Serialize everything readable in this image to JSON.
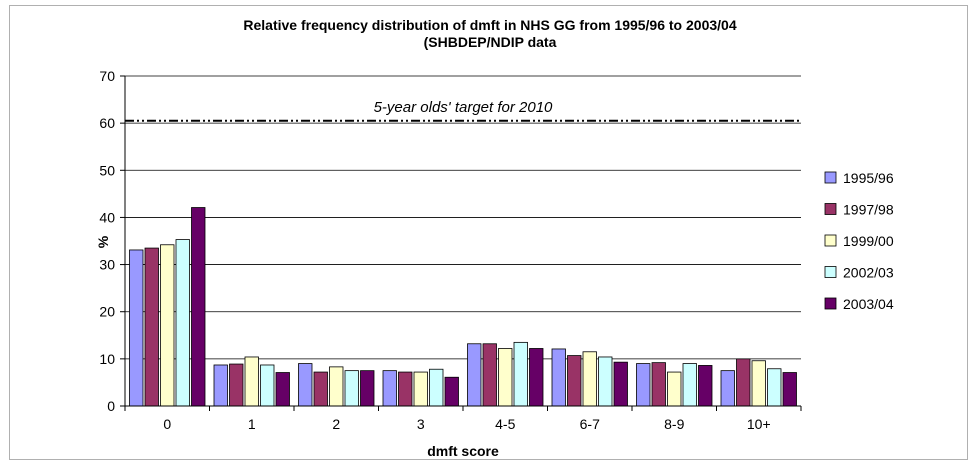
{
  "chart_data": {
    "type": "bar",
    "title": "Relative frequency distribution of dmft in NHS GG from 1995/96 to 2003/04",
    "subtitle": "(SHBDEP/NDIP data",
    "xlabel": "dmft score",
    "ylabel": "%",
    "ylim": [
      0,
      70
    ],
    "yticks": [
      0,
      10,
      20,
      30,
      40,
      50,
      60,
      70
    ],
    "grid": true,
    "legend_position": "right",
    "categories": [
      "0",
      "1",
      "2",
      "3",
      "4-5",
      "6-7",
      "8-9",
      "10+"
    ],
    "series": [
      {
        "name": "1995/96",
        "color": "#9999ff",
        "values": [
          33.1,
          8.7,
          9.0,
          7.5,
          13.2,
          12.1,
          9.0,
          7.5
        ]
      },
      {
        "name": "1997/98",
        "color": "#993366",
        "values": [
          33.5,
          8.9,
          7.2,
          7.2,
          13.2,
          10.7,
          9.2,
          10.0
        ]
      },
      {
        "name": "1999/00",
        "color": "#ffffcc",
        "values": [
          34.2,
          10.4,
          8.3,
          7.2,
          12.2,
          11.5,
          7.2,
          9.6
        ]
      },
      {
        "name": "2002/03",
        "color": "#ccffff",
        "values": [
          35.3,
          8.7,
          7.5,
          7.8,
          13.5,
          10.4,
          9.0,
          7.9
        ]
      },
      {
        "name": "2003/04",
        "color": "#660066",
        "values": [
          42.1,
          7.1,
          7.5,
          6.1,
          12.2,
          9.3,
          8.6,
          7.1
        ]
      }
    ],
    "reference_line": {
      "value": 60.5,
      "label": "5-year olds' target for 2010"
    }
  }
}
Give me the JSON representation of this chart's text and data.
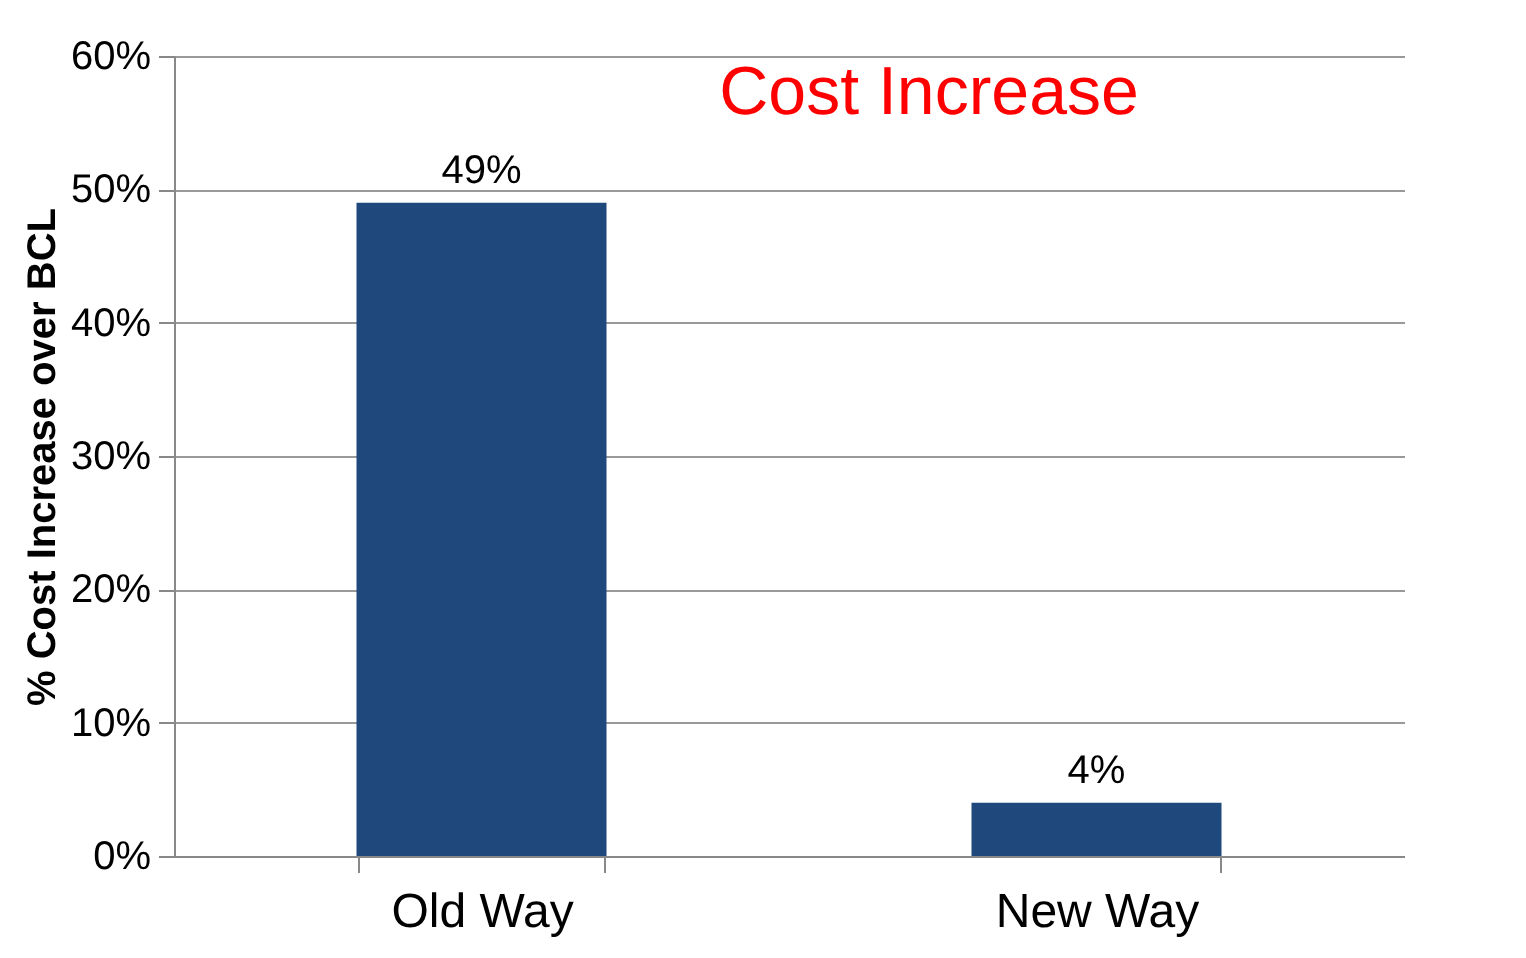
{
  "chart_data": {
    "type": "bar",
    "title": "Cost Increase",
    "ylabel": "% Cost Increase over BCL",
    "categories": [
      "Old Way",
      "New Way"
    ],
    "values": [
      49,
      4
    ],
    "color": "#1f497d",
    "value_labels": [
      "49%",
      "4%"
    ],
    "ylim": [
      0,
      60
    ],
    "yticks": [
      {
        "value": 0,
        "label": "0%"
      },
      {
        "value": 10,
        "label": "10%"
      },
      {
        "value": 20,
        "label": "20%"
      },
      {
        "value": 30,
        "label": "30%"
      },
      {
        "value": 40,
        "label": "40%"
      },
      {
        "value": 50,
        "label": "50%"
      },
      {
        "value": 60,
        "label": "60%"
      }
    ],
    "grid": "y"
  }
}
******************************
All of the lines above should be retyped precisely, apart from the pictures.

• _RESULT OF THIS EXERCISE_
Serialize everything readable in this image to JSON.
{
  "chart_data": {
    "type": "bar",
    "title": "Relative frequency distribution of dmft in NHS GG from 1995/96 to 2003/04",
    "subtitle": "(SHBDEP/NDIP data",
    "xlabel": "dmft score",
    "ylabel": "%",
    "ylim": [
      0,
      70
    ],
    "yticks": [
      0,
      10,
      20,
      30,
      40,
      50,
      60,
      70
    ],
    "grid": true,
    "legend_position": "right",
    "categories": [
      "0",
      "1",
      "2",
      "3",
      "4-5",
      "6-7",
      "8-9",
      "10+"
    ],
    "series": [
      {
        "name": "1995/96",
        "color": "#9999ff",
        "values": [
          33.1,
          8.7,
          9.0,
          7.5,
          13.2,
          12.1,
          9.0,
          7.5
        ]
      },
      {
        "name": "1997/98",
        "color": "#993366",
        "values": [
          33.5,
          8.9,
          7.2,
          7.2,
          13.2,
          10.7,
          9.2,
          10.0
        ]
      },
      {
        "name": "1999/00",
        "color": "#ffffcc",
        "values": [
          34.2,
          10.4,
          8.3,
          7.2,
          12.2,
          11.5,
          7.2,
          9.6
        ]
      },
      {
        "name": "2002/03",
        "color": "#ccffff",
        "values": [
          35.3,
          8.7,
          7.5,
          7.8,
          13.5,
          10.4,
          9.0,
          7.9
        ]
      },
      {
        "name": "2003/04",
        "color": "#660066",
        "values": [
          42.1,
          7.1,
          7.5,
          6.1,
          12.2,
          9.3,
          8.6,
          7.1
        ]
      }
    ],
    "reference_line": {
      "value": 60.5,
      "label": "5-year olds' target for 2010"
    }
  }
}
Give me the JSON representation of this chart's text and data.
{
  "chart_data": {
    "type": "bar",
    "title": "Cost Increase",
    "ylabel": "% Cost Increase over BCL",
    "categories": [
      "Old Way",
      "New Way"
    ],
    "values": [
      49,
      4
    ],
    "color": "#1f497d",
    "value_labels": [
      "49%",
      "4%"
    ],
    "ylim": [
      0,
      60
    ],
    "yticks": [
      {
        "value": 0,
        "label": "0%"
      },
      {
        "value": 10,
        "label": "10%"
      },
      {
        "value": 20,
        "label": "20%"
      },
      {
        "value": 30,
        "label": "30%"
      },
      {
        "value": 40,
        "label": "40%"
      },
      {
        "value": 50,
        "label": "50%"
      },
      {
        "value": 60,
        "label": "60%"
      }
    ],
    "grid": "y"
  }
}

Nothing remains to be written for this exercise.